---- Record list

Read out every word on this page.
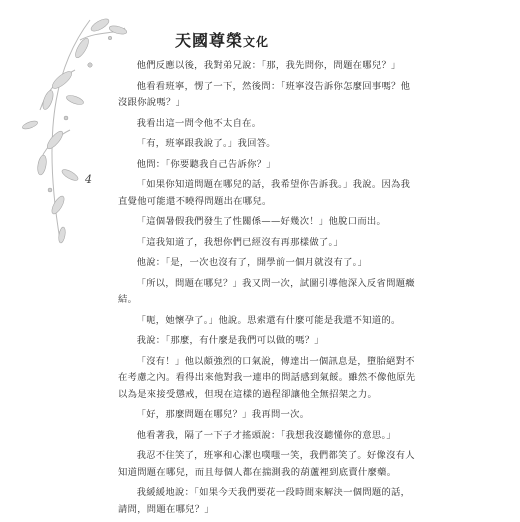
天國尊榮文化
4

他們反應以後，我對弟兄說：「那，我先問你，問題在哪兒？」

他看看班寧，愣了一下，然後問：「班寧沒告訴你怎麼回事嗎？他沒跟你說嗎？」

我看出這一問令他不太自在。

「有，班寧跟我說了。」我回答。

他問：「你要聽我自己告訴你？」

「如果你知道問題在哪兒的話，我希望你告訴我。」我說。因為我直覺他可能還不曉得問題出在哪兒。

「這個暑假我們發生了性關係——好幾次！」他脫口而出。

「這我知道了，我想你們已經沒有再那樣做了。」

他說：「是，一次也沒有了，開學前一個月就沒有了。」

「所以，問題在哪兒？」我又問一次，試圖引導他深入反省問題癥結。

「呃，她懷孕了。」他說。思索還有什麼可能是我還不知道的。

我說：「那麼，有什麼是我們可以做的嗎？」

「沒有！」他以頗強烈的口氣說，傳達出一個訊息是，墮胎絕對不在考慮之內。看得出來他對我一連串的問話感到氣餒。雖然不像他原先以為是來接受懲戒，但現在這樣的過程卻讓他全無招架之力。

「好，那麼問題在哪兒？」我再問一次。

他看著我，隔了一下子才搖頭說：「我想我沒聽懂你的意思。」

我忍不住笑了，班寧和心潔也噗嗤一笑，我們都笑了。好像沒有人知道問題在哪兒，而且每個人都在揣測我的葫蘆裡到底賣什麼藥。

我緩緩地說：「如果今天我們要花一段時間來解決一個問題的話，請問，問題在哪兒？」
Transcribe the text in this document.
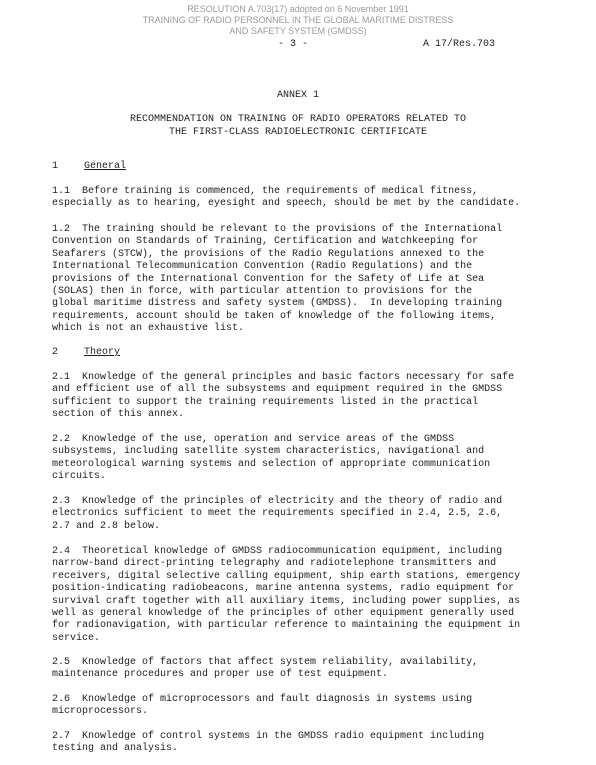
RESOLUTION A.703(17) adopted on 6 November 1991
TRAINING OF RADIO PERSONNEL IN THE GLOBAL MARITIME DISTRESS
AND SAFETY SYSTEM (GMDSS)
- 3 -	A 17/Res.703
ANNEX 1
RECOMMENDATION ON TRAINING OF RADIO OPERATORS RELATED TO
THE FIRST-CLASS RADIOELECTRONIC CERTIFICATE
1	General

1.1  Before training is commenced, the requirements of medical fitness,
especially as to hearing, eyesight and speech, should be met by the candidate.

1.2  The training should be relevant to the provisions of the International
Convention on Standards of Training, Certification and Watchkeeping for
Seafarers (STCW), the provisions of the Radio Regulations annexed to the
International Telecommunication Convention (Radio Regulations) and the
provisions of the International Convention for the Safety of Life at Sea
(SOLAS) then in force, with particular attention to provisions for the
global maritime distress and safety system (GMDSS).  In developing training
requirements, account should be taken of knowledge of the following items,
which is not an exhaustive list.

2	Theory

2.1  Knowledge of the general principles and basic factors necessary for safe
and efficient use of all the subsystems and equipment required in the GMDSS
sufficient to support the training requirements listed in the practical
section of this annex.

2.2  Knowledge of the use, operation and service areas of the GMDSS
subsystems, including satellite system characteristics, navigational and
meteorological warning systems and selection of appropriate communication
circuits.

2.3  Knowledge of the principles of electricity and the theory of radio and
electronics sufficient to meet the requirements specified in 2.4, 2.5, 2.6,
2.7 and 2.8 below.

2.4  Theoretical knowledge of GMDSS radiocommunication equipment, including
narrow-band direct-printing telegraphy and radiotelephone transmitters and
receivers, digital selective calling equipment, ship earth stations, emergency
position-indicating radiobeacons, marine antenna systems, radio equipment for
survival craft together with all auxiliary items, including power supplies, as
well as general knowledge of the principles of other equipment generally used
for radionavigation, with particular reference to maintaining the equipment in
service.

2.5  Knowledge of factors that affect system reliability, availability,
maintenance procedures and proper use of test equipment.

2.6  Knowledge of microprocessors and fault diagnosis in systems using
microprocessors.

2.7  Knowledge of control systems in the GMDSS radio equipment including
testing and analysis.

--------
---- Record list

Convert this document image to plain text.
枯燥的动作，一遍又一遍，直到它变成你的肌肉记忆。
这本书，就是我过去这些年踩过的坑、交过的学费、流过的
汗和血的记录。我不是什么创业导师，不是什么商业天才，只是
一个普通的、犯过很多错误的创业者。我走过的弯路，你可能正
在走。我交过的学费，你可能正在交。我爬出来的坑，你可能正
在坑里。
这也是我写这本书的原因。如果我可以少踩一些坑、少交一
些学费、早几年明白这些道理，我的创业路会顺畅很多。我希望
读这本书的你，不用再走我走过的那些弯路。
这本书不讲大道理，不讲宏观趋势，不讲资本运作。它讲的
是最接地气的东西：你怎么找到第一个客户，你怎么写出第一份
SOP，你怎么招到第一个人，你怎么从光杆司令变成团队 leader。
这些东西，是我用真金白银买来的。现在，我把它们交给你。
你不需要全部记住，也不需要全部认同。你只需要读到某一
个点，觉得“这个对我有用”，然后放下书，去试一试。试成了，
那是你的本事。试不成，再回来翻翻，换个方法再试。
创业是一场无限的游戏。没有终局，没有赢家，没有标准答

--------

- Given instruction -
Where a line above holds the string "requirements", show that line.

- Worked answer -
1.1  Before training is commenced, the requirements of medical fitness,
requirements, account should be taken of knowledge of the following items,
sufficient to support the training requirements listed in the practical
electronics sufficient to meet the requirements specified in 2.4, 2.5, 2.6,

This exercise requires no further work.